─── DATA FOR THIS EXERCISE ───

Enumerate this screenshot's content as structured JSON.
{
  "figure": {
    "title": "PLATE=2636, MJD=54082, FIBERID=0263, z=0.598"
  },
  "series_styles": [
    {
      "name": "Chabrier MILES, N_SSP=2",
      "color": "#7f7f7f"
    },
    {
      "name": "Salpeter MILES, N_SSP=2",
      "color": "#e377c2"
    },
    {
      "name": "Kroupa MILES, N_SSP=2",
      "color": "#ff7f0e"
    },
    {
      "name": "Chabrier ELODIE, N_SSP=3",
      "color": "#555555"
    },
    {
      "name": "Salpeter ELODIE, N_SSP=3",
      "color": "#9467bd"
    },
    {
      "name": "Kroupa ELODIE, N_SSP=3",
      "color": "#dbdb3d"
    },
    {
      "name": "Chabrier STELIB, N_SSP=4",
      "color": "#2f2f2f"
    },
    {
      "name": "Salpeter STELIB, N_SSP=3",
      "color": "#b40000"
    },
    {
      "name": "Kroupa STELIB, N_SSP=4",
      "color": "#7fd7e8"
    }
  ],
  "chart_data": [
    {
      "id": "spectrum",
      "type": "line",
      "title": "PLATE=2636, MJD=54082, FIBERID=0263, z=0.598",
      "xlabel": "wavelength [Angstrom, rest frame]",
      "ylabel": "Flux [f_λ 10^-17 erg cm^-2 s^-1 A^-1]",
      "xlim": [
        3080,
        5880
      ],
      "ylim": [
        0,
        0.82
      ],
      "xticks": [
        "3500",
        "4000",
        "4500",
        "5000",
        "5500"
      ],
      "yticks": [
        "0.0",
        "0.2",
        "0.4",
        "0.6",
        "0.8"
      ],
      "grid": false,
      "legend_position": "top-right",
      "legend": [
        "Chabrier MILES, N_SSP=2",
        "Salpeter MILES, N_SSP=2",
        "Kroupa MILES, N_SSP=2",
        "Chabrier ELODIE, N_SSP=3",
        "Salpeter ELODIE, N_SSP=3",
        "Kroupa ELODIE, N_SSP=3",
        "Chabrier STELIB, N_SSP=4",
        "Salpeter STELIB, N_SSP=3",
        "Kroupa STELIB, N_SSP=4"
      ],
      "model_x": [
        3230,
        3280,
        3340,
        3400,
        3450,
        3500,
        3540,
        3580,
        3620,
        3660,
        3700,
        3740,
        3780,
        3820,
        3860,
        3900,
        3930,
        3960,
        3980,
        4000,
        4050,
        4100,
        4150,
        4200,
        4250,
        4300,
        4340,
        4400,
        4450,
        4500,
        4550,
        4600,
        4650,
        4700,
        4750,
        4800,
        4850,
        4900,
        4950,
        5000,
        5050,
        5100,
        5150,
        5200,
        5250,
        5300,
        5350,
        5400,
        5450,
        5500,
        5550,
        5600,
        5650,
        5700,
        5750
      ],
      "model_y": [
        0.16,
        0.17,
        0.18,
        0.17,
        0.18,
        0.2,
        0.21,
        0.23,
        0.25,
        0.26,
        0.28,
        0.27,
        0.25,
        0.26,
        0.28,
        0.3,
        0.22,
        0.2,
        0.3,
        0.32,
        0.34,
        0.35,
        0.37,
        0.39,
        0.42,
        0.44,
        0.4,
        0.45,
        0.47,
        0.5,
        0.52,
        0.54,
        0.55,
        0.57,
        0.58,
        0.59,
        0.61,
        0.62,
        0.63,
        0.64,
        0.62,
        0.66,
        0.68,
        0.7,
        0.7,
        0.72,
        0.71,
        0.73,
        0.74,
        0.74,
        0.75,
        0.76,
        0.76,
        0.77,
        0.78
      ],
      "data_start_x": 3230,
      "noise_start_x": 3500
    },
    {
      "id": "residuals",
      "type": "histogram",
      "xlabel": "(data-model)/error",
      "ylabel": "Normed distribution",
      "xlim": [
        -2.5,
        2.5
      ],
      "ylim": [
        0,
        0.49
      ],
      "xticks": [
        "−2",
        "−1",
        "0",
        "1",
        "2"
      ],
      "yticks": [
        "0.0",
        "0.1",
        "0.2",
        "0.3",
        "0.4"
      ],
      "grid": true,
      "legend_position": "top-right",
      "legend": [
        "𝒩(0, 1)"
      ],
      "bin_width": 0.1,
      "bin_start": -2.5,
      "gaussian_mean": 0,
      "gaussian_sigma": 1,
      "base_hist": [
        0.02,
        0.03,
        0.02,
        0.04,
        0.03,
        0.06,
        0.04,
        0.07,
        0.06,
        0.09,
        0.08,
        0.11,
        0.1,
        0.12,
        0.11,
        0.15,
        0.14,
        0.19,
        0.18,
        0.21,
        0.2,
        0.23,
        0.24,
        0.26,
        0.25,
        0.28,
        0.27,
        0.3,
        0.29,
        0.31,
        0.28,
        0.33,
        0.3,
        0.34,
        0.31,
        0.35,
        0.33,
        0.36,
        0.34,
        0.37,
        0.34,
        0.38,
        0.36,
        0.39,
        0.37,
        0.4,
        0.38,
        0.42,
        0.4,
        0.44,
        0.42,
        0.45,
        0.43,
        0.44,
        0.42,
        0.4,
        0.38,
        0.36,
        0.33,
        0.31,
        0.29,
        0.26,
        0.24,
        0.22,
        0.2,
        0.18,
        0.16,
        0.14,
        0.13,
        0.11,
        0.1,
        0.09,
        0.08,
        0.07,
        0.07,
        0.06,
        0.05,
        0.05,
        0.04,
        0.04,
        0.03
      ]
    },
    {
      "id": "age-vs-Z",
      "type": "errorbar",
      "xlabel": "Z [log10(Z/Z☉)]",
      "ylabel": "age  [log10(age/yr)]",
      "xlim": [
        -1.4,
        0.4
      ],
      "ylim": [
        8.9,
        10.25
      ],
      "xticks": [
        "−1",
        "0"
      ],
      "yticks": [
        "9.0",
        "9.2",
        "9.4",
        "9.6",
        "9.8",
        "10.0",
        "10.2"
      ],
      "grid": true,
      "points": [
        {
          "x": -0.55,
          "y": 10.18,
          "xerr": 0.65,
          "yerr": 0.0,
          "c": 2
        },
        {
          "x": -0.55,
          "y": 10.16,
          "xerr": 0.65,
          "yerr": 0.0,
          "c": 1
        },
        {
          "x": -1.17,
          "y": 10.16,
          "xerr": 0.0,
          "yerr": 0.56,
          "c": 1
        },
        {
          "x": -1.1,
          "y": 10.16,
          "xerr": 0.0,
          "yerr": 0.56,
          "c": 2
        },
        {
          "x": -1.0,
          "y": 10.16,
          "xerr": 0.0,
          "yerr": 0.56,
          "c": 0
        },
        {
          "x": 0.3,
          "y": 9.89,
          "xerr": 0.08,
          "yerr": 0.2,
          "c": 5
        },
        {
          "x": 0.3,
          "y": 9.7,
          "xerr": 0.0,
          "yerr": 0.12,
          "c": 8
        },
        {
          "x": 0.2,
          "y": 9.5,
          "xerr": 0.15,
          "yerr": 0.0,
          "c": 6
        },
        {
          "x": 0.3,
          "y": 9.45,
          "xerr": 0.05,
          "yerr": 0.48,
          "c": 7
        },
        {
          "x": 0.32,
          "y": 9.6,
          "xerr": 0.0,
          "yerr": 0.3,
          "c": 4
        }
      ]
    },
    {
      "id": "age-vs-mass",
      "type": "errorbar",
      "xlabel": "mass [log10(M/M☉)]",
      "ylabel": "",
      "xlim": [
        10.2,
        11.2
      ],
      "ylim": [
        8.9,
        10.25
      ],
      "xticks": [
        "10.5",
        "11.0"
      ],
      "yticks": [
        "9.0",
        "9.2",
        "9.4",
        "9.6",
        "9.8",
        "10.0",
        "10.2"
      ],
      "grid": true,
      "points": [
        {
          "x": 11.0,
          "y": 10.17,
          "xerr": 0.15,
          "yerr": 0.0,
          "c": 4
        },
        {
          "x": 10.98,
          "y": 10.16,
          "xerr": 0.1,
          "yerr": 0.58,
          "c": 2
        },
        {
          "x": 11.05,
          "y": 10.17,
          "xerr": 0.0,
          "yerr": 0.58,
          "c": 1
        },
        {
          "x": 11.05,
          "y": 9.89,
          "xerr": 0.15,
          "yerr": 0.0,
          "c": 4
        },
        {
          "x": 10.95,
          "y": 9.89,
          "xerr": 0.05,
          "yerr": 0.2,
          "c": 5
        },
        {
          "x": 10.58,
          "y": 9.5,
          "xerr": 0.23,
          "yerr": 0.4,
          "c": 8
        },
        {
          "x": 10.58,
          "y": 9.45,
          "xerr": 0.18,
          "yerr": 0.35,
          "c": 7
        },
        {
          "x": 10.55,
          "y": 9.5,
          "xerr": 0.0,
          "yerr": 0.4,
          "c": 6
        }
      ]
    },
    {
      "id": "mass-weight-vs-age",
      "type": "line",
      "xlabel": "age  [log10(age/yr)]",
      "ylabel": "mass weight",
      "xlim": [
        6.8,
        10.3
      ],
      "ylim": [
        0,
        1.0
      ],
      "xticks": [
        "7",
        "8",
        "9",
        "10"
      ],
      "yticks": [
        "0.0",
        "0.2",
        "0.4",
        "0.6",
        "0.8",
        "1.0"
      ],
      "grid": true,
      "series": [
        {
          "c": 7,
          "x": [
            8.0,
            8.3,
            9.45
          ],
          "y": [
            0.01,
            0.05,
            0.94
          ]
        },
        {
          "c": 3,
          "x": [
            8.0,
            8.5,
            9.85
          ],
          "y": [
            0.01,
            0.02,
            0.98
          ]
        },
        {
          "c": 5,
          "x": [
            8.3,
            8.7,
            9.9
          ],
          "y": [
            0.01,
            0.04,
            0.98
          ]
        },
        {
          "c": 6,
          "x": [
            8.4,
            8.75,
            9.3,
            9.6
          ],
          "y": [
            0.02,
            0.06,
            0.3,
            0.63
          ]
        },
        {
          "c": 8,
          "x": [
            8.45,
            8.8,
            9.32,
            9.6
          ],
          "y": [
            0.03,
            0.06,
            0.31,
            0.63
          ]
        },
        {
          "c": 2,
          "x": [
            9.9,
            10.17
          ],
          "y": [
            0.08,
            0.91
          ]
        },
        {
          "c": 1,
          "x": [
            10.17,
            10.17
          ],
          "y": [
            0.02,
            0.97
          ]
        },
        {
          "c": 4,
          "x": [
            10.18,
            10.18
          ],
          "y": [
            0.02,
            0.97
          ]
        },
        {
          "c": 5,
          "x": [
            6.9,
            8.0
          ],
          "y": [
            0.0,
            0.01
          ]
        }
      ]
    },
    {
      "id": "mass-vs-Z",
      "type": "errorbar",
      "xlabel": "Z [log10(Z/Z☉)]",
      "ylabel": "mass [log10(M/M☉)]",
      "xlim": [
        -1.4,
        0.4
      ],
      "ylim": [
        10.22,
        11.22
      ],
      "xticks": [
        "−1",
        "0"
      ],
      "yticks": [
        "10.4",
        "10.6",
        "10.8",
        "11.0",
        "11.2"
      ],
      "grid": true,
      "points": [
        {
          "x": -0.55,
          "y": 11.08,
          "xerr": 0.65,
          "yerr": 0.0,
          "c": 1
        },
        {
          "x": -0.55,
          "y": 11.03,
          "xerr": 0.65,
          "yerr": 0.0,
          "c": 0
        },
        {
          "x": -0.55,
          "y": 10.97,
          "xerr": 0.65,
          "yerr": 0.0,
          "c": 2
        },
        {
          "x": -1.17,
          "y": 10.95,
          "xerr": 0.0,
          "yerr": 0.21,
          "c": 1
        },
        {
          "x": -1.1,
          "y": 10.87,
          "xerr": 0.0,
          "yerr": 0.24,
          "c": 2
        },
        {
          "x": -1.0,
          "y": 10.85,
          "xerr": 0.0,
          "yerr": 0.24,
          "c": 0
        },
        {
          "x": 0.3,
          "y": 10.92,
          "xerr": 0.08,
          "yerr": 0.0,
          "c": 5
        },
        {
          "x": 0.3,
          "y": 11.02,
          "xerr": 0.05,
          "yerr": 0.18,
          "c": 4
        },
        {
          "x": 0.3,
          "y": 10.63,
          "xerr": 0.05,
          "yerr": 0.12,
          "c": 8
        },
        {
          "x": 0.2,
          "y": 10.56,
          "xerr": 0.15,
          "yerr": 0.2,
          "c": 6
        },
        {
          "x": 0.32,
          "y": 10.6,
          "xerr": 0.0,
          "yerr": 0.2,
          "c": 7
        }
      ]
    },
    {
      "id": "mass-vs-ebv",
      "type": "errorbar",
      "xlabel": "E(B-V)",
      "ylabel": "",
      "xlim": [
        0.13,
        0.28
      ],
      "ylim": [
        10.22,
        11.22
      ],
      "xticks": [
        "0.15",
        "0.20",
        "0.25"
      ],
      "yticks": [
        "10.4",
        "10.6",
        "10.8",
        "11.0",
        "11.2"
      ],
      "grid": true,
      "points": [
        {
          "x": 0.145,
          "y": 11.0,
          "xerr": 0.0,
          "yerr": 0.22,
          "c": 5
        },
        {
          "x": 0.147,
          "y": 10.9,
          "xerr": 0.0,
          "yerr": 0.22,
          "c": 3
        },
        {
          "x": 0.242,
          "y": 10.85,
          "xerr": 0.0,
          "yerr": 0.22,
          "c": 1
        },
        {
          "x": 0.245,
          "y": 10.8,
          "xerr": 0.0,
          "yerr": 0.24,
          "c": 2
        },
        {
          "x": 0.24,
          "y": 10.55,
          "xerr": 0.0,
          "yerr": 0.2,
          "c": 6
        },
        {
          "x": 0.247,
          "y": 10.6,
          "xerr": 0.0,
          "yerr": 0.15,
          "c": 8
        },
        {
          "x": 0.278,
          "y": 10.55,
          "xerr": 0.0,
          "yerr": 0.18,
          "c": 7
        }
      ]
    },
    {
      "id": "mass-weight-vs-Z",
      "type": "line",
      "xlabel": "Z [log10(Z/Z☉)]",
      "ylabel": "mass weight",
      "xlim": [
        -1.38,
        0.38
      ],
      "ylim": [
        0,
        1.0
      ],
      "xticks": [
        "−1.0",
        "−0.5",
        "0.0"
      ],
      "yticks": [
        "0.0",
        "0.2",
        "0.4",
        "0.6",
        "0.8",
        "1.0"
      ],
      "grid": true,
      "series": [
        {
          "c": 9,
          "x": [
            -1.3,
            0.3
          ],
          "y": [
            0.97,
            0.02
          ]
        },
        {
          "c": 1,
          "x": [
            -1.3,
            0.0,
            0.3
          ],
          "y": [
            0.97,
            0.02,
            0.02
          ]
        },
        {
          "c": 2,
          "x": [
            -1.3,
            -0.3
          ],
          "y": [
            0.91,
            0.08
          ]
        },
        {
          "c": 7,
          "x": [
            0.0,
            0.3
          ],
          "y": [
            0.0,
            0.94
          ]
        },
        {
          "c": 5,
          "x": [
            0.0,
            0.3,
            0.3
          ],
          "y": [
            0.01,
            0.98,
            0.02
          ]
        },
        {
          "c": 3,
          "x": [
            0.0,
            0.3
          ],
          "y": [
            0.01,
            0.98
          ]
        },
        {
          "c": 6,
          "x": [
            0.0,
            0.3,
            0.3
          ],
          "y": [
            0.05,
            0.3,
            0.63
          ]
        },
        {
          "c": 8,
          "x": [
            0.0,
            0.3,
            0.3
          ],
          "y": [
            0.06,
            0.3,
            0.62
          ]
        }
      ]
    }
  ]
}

───

**STATED TASK**
In the data above, count the lines where the word "color" appears; reply with the number only.

**FULL ANSWER**
9